Mais à la fin de la guerre, la constitution bosniaque établie en vertu de l’annexe 4 de l’Accord de paix de Dayton de 1995 a divisé la représentation de haut niveau dans le nouvel État entre ses trois principaux groupes ethniques : Bosniaques musulmans, Serbes de Bosnie et Croates de Bosnie, dénommés « peuples constitutifs ». L’accord a également divisé le pays en deux régions législatives, la fédération majoritairement bosniaque et croate, et la Republika Srpska, à majorité serbe.

Christian Schmidt, Haut Représentant pour la Bosnie-Herzégovine, s’adresse aux médias après sa rencontre avec la ministre allemande des Affaires étrangères, Annalena Baerbock, à Sarajevo, Bosnie-Herzégovine, le 10 mars 2022. (Crédit : AP Photo/Armin Durgut)

À l’époque, on espérait que l’arrangement mettrait fin aux violences brutales qui avaient éclaté avec la chute de la Yougoslavie. Jusqu’à présent, elle l’a fait, mais la loi a également eu pour effet secondaire de dépouiller de leurs droits au moins 17 groupes nationaux minoritaires, inéligibles à une partie de la présidence tripartite de Bosnie comme à la chambre haute du parlement, la Chambre des peuples.

« La Chambre des peuples sera composée de 15 délégués, les deux tiers de la Fédération (dont cinq Croates et cinq Bosniaques) et un tiers de la Republika Srpska (cinq Serbes) », peut-on lire dans l’accord de Dayton, spécifications entre parenthèses incluses. « Le quorum sera acquis avec neuf membres de la Chambre des peuples, à condition qu’au moins trois délégués bosniaques, trois croates et trois délégués serbes soient présents. »

L’accord énumère ensuite nombre d’autres cas dans lesquels au moins un Bosniaque, un Croate et un Serbe doivent être présents ou consultés.

Au-delà de la seule communauté juive, l’arrangement prive également la population rom de Bosnie – sa principale minorité non constituante, près de 60 000 personnes – de toute représentation politique de haut niveau.

Au total, ce sont plus de 100 000 citoyens de Bosnie-Herzégovine qui seraient privés de certaines fonctions parce qu’ils n’appartiennent à aucun des peuples constitutifs. Et 300 000 autres personnes ne faisant pas partie des groupes minoritaires sont également exclues parce qu’elles vivent dans la mauvaise partie du pays au regard de leur population constituante, précise Human Rights Watch. En Republika Srpska, par exemple, les personnes d’origine croate peuvent voter, mais elles ne peuvent pas prétendre à la présidence d’une région.

Éléments d'un jeu de données
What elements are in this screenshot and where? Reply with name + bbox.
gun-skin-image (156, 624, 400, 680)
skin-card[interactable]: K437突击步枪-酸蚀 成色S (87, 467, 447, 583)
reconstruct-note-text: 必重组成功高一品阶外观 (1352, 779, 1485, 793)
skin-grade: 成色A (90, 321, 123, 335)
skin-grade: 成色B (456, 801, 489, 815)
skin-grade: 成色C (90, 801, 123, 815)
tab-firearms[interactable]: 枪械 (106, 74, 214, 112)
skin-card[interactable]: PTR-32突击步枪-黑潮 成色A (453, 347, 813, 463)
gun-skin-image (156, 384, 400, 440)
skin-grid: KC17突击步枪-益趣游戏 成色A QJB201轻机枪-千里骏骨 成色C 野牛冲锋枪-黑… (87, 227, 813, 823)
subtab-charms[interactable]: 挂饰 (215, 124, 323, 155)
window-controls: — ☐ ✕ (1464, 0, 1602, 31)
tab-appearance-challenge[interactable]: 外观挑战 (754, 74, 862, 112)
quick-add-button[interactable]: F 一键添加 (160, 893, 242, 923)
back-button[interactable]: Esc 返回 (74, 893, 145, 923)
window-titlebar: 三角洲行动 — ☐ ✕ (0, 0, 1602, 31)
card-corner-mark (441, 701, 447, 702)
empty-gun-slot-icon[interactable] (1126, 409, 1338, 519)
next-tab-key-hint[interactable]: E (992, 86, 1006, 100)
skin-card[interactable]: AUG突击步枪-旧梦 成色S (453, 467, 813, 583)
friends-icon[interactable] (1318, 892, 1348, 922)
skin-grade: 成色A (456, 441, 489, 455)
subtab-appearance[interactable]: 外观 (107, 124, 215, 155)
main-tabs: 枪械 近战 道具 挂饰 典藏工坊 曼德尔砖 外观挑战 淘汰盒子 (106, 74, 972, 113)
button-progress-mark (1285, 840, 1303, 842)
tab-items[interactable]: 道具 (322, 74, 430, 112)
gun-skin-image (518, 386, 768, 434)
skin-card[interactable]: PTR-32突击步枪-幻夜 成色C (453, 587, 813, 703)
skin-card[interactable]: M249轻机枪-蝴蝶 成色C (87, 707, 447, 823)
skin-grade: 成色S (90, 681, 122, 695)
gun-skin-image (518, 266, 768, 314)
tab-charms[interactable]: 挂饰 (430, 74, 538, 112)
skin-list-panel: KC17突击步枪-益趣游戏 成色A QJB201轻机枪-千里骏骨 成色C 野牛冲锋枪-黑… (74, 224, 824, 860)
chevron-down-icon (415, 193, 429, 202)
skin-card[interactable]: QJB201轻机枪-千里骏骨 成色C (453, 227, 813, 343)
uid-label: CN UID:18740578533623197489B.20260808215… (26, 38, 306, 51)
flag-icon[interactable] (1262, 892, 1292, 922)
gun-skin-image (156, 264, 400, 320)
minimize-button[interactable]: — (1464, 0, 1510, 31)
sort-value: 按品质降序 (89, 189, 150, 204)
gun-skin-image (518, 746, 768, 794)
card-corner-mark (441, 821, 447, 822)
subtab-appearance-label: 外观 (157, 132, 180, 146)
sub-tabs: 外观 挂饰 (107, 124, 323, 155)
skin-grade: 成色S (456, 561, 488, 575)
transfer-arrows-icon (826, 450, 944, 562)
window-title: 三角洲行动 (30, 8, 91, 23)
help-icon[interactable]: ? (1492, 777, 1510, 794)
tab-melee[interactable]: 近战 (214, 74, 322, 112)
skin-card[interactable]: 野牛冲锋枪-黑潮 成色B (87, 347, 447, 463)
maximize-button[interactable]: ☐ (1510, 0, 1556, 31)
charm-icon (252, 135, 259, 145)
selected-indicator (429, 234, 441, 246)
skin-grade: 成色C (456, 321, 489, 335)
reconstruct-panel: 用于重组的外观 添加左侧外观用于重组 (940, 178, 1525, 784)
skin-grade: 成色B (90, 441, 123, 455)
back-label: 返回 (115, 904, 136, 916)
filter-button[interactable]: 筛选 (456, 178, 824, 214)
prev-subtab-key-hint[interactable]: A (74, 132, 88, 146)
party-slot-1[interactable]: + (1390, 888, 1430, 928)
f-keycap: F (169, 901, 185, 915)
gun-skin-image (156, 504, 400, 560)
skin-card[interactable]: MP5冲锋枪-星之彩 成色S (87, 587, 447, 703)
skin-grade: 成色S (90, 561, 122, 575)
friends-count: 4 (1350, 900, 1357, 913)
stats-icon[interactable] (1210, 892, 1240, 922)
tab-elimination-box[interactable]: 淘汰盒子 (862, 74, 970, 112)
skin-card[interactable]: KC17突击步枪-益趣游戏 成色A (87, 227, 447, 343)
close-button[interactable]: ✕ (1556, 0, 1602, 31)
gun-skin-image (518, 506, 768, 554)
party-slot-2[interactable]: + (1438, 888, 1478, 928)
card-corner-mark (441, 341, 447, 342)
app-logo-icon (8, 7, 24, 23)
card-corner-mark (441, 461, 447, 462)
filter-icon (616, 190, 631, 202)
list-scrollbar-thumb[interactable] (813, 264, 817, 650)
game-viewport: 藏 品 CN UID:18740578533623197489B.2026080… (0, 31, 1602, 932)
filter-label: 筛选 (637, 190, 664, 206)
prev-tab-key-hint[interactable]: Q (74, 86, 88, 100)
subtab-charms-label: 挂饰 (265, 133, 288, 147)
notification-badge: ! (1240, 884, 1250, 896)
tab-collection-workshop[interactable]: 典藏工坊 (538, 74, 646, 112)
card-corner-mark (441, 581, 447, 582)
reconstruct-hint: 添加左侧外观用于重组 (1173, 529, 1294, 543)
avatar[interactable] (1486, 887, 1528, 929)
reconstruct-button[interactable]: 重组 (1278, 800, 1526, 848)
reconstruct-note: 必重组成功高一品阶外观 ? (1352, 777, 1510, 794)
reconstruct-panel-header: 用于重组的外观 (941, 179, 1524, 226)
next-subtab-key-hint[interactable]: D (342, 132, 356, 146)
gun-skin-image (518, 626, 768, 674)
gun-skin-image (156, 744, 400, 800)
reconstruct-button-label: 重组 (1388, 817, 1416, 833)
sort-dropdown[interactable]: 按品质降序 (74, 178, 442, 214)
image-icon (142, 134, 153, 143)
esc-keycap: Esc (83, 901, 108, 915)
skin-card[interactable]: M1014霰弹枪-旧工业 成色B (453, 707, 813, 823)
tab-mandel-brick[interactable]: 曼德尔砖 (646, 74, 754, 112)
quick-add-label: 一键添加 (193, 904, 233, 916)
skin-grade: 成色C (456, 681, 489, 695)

• TÂCHE DEMANDÉE: Condensez sous forme de liste le paragraphe du texte de lecture qui commence par « Mais à la fin de la guerre », en conservant ses faits essentiels. Aucune de ces données n'est requise.

• RÉSULTAT FINAL:
- Constitution bosniaque adoptée à la fin de la guerre, en vertu de l'annexe 4 de l'Accord de paix de Dayton de 1995.
- Représentation de haut niveau répartie entre les trois principaux groupes ethniques, dits « peuples constitutifs » : Bosniaques musulmans, Serbes de Bosnie et Croates de Bosnie.
- Pays divisé en deux régions législatives : la fédération, majoritairement bosniaque et croate, et la Republika Srpska, à majorité serbe.